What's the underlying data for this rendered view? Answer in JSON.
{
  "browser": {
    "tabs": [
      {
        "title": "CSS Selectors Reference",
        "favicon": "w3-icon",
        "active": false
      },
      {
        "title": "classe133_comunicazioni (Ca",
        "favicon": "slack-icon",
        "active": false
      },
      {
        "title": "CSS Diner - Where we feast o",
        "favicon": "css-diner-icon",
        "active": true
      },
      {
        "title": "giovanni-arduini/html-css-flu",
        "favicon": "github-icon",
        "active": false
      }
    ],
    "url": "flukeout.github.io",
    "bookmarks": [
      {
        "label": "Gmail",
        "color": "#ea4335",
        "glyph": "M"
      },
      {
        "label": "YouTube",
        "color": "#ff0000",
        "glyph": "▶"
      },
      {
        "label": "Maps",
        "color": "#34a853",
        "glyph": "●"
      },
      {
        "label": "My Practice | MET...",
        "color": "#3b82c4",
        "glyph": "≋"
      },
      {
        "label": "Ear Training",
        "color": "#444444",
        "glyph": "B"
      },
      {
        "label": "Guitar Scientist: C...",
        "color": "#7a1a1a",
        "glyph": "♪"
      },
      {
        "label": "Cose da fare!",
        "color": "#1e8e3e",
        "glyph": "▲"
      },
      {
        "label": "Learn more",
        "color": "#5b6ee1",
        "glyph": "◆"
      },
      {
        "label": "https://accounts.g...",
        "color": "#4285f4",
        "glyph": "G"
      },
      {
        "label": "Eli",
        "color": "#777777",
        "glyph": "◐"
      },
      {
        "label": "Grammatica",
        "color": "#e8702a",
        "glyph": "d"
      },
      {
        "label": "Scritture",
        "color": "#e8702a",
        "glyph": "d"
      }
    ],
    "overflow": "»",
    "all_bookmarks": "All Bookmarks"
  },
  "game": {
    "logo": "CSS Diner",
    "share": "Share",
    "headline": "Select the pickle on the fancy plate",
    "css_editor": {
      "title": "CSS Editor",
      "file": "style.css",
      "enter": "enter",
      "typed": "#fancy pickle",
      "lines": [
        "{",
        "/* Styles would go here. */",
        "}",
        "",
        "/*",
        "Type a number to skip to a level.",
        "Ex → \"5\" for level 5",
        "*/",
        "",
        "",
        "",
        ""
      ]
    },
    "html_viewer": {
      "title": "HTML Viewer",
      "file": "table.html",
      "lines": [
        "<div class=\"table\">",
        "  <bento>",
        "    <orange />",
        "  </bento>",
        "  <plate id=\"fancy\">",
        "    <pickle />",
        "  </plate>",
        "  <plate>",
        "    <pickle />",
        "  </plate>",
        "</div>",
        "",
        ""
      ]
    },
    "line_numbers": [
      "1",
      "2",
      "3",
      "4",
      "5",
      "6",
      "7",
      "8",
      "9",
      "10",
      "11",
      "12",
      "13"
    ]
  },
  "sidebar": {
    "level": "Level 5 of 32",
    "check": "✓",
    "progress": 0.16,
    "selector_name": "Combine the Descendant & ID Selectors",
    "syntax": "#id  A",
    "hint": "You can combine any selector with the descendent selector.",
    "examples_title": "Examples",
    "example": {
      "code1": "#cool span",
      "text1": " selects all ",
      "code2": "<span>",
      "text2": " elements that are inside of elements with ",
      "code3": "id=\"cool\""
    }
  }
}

AIM OF THE EXERCISE> Each line of the material should be echoed exactly.

CORRECT ANSWER>
What's the underlying data for this rendered view? Answer in JSON.
{
  "browser": {
    "tabs": [
      {
        "title": "CSS Selectors Reference",
        "favicon": "w3-icon",
        "active": false
      },
      {
        "title": "classe133_comunicazioni (Ca",
        "favicon": "slack-icon",
        "active": false
      },
      {
        "title": "CSS Diner - Where we feast o",
        "favicon": "css-diner-icon",
        "active": true
      },
      {
        "title": "giovanni-arduini/html-css-flu",
        "favicon": "github-icon",
        "active": false
      }
    ],
    "url": "flukeout.github.io",
    "bookmarks": [
      {
        "label": "Gmail",
        "color": "#ea4335",
        "glyph": "M"
      },
      {
        "label": "YouTube",
        "color": "#ff0000",
        "glyph": "▶"
      },
      {
        "label": "Maps",
        "color": "#34a853",
        "glyph": "●"
      },
      {
        "label": "My Practice | MET...",
        "color": "#3b82c4",
        "glyph": "≋"
      },
      {
        "label": "Ear Training",
        "color": "#444444",
        "glyph": "B"
      },
      {
        "label": "Guitar Scientist: C...",
        "color": "#7a1a1a",
        "glyph": "♪"
      },
      {
        "label": "Cose da fare!",
        "color": "#1e8e3e",
        "glyph": "▲"
      },
      {
        "label": "Learn more",
        "color": "#5b6ee1",
        "glyph": "◆"
      },
      {
        "label": "https://accounts.g...",
        "color": "#4285f4",
        "glyph": "G"
      },
      {
        "label": "Eli",
        "color": "#777777",
        "glyph": "◐"
      },
      {
        "label": "Grammatica",
        "color": "#e8702a",
        "glyph": "d"
      },
      {
        "label": "Scritture",
        "color": "#e8702a",
        "glyph": "d"
      }
    ],
    "overflow": "»",
    "all_bookmarks": "All Bookmarks"
  },
  "game": {
    "logo": "CSS Diner",
    "share": "Share",
    "headline": "Select the pickle on the fancy plate",
    "css_editor": {
      "title": "CSS Editor",
      "file": "style.css",
      "enter": "enter",
      "typed": "#fancy pickle",
      "lines": [
        "{",
        "/* Styles would go here. */",
        "}",
        "",
        "/*",
        "Type a number to skip to a level.",
        "Ex → \"5\" for level 5",
        "*/",
        "",
        "",
        "",
        ""
      ]
    },
    "html_viewer": {
      "title": "HTML Viewer",
      "file": "table.html",
      "lines": [
        "<div class=\"table\">",
        "  <bento>",
        "    <orange />",
        "  </bento>",
        "  <plate id=\"fancy\">",
        "    <pickle />",
        "  </plate>",
        "  <plate>",
        "    <pickle />",
        "  </plate>",
        "</div>",
        "",
        ""
      ]
    },
    "line_numbers": [
      "1",
      "2",
      "3",
      "4",
      "5",
      "6",
      "7",
      "8",
      "9",
      "10",
      "11",
      "12",
      "13"
    ]
  },
  "sidebar": {
    "level": "Level 5 of 32",
    "check": "✓",
    "progress": 0.16,
    "selector_name": "Combine the Descendant & ID Selectors",
    "syntax": "#id  A",
    "hint": "You can combine any selector with the descendent selector.",
    "examples_title": "Examples",
    "example": {
      "code1": "#cool span",
      "text1": " selects all ",
      "code2": "<span>",
      "text2": " elements that are inside of elements with ",
      "code3": "id=\"cool\""
    }
  }
}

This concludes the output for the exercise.